Update the data below by replacing every instance of "polarity dot" with "polarity marker", leaving everything else unchanged.
begin
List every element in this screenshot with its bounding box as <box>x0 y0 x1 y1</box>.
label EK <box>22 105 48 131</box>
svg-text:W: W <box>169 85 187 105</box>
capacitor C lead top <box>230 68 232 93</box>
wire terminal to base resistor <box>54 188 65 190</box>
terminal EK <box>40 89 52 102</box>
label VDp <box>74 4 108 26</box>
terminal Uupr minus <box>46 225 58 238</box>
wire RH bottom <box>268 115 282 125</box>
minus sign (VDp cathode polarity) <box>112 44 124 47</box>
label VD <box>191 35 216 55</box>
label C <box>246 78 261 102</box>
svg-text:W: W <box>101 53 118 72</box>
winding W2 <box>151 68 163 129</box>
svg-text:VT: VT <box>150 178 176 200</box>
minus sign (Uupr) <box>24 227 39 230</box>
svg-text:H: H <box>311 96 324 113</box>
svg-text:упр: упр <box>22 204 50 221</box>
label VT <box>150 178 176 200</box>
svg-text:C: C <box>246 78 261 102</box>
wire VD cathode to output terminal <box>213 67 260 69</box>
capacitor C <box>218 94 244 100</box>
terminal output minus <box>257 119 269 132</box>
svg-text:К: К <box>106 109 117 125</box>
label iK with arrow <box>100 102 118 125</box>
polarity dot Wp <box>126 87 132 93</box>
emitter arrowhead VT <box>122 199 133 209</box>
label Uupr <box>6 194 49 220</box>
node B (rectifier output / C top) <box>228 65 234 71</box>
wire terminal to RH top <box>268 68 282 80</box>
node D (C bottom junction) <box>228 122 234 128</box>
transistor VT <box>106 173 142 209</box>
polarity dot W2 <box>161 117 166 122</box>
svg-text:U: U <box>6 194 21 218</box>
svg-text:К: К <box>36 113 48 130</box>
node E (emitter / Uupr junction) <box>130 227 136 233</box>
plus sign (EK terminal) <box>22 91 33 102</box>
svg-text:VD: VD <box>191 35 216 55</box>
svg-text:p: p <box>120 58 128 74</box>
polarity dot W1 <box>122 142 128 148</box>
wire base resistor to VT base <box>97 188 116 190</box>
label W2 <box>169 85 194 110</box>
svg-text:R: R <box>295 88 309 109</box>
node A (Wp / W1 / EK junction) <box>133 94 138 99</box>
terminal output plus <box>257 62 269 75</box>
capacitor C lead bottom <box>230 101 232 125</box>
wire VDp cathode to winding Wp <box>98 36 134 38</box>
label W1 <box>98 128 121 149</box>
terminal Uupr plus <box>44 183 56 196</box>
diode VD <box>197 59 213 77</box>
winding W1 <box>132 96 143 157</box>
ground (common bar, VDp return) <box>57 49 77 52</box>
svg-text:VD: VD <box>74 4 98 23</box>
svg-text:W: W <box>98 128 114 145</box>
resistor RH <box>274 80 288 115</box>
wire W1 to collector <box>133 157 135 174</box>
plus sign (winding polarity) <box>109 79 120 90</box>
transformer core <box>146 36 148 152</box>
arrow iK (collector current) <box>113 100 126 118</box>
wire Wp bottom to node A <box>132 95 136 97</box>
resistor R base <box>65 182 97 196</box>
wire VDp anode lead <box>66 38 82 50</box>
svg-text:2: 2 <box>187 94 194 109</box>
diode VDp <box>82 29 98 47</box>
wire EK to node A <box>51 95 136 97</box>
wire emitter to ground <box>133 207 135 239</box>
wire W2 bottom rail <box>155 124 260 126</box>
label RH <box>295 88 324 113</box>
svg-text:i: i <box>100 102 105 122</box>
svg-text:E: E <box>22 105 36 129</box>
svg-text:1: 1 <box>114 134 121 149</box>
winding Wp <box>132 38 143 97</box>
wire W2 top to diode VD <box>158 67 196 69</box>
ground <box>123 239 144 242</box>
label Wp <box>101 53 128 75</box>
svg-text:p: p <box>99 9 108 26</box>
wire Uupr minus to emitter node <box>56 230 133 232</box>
end
RESULT FOR THIS TASK:
List every element in this screenshot with its bounding box as <box>x0 y0 x1 y1</box>.
label EK <box>22 105 48 131</box>
svg-text:W: W <box>169 85 187 105</box>
capacitor C lead top <box>230 68 232 93</box>
wire terminal to base resistor <box>54 188 65 190</box>
terminal EK <box>40 89 52 102</box>
label VDp <box>74 4 108 26</box>
terminal Uupr minus <box>46 225 58 238</box>
wire RH bottom <box>268 115 282 125</box>
minus sign (VDp cathode polarity) <box>112 44 124 47</box>
label VD <box>191 35 216 55</box>
label C <box>246 78 261 102</box>
svg-text:W: W <box>101 53 118 72</box>
winding W2 <box>151 68 163 129</box>
svg-text:VT: VT <box>150 178 176 200</box>
minus sign (Uupr) <box>24 227 39 230</box>
svg-text:H: H <box>311 96 324 113</box>
svg-text:упр: упр <box>22 204 50 221</box>
label VT <box>150 178 176 200</box>
svg-text:C: C <box>246 78 261 102</box>
wire VD cathode to output terminal <box>213 67 260 69</box>
capacitor C <box>218 94 244 100</box>
terminal output minus <box>257 119 269 132</box>
svg-text:К: К <box>106 109 117 125</box>
label iK with arrow <box>100 102 118 125</box>
polarity marker Wp <box>126 87 132 93</box>
emitter arrowhead VT <box>122 199 133 209</box>
label Uupr <box>6 194 49 220</box>
node B (rectifier output / C top) <box>228 65 234 71</box>
wire terminal to RH top <box>268 68 282 80</box>
node D (C bottom junction) <box>228 122 234 128</box>
transistor VT <box>106 173 142 209</box>
polarity marker W2 <box>161 117 166 122</box>
svg-text:U: U <box>6 194 21 218</box>
svg-text:К: К <box>36 113 48 130</box>
node E (emitter / Uupr junction) <box>130 227 136 233</box>
plus sign (EK terminal) <box>22 91 33 102</box>
svg-text:VD: VD <box>191 35 216 55</box>
svg-text:p: p <box>120 58 128 74</box>
polarity marker W1 <box>122 142 128 148</box>
wire base resistor to VT base <box>97 188 116 190</box>
label W2 <box>169 85 194 110</box>
svg-text:R: R <box>295 88 309 109</box>
node A (Wp / W1 / EK junction) <box>133 94 138 99</box>
terminal output plus <box>257 62 269 75</box>
capacitor C lead bottom <box>230 101 232 125</box>
wire VDp cathode to winding Wp <box>98 36 134 38</box>
label W1 <box>98 128 121 149</box>
terminal Uupr plus <box>44 183 56 196</box>
diode VD <box>197 59 213 77</box>
winding W1 <box>132 96 143 157</box>
ground (common bar, VDp return) <box>57 49 77 52</box>
svg-text:VD: VD <box>74 4 98 23</box>
svg-text:W: W <box>98 128 114 145</box>
resistor RH <box>274 80 288 115</box>
wire W1 to collector <box>133 157 135 174</box>
plus sign (winding polarity) <box>109 79 120 90</box>
transformer core <box>146 36 148 152</box>
arrow iK (collector current) <box>113 100 126 118</box>
wire Wp bottom to node A <box>132 95 136 97</box>
resistor R base <box>65 182 97 196</box>
wire VDp anode lead <box>66 38 82 50</box>
svg-text:2: 2 <box>187 94 194 109</box>
diode VDp <box>82 29 98 47</box>
wire EK to node A <box>51 95 136 97</box>
wire emitter to ground <box>133 207 135 239</box>
wire W2 bottom rail <box>155 124 260 126</box>
label RH <box>295 88 324 113</box>
svg-text:i: i <box>100 102 105 122</box>
svg-text:E: E <box>22 105 36 129</box>
svg-text:1: 1 <box>114 134 121 149</box>
winding Wp <box>132 38 143 97</box>
wire W2 top to diode VD <box>158 67 196 69</box>
ground <box>123 239 144 242</box>
label Wp <box>101 53 128 75</box>
svg-text:p: p <box>99 9 108 26</box>
wire Uupr minus to emitter node <box>56 230 133 232</box>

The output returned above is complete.